* [Task prompt] Word for word, print each line of the listing below; pictures stay out.

* [The records]

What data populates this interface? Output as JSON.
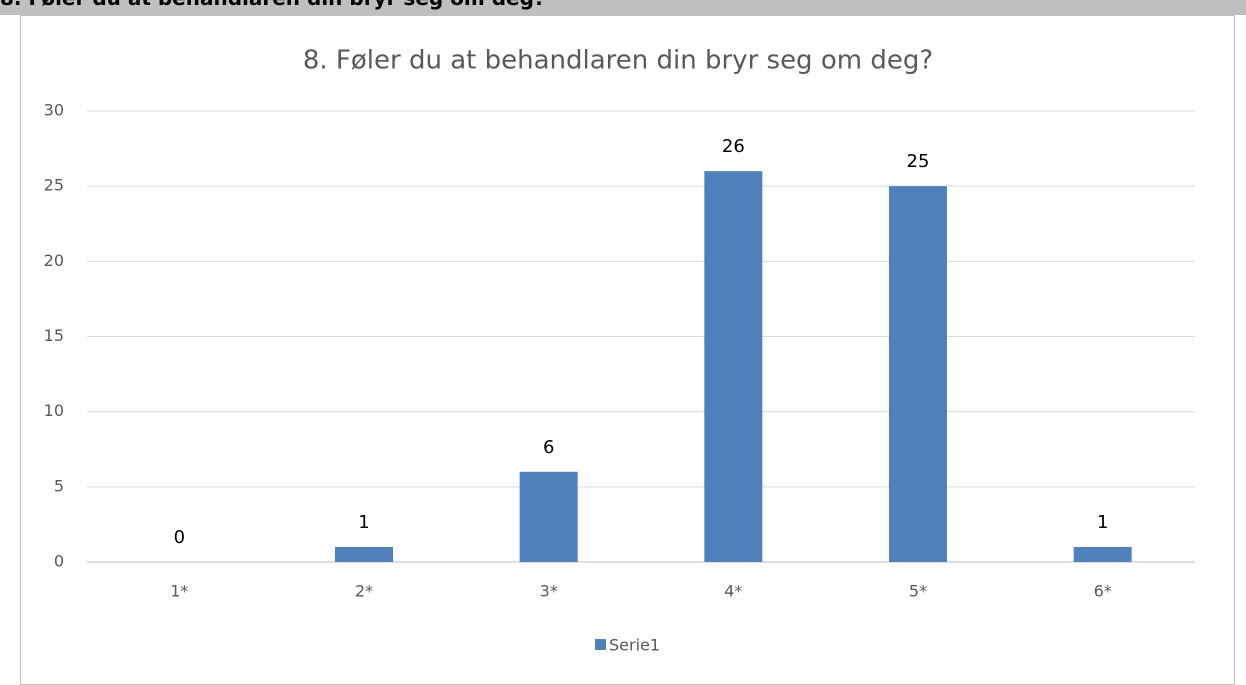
{
  "header": {
    "title": "8. Føler du at behandlaren din bryr seg om deg?"
  },
  "chart_data": {
    "type": "bar",
    "title": "8. Føler du at behandlaren din bryr seg om deg?",
    "categories": [
      "1*",
      "2*",
      "3*",
      "4*",
      "5*",
      "6*"
    ],
    "series": [
      {
        "name": "Serie1",
        "color": "#4f81bd",
        "values": [
          0,
          1,
          6,
          26,
          25,
          1
        ]
      }
    ],
    "ylim": [
      0,
      30
    ],
    "yticks": [
      0,
      5,
      10,
      15,
      20,
      25,
      30
    ],
    "grid": true,
    "legend": "bottom"
  }
}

* [Exercise output]
What data populates this interface? Output as JSON.
{
  "header": {
    "title": "8. Føler du at behandlaren din bryr seg om deg?"
  },
  "chart_data": {
    "type": "bar",
    "title": "8. Føler du at behandlaren din bryr seg om deg?",
    "categories": [
      "1*",
      "2*",
      "3*",
      "4*",
      "5*",
      "6*"
    ],
    "series": [
      {
        "name": "Serie1",
        "color": "#4f81bd",
        "values": [
          0,
          1,
          6,
          26,
          25,
          1
        ]
      }
    ],
    "ylim": [
      0,
      30
    ],
    "yticks": [
      0,
      5,
      10,
      15,
      20,
      25,
      30
    ],
    "grid": true,
    "legend": "bottom"
  }
}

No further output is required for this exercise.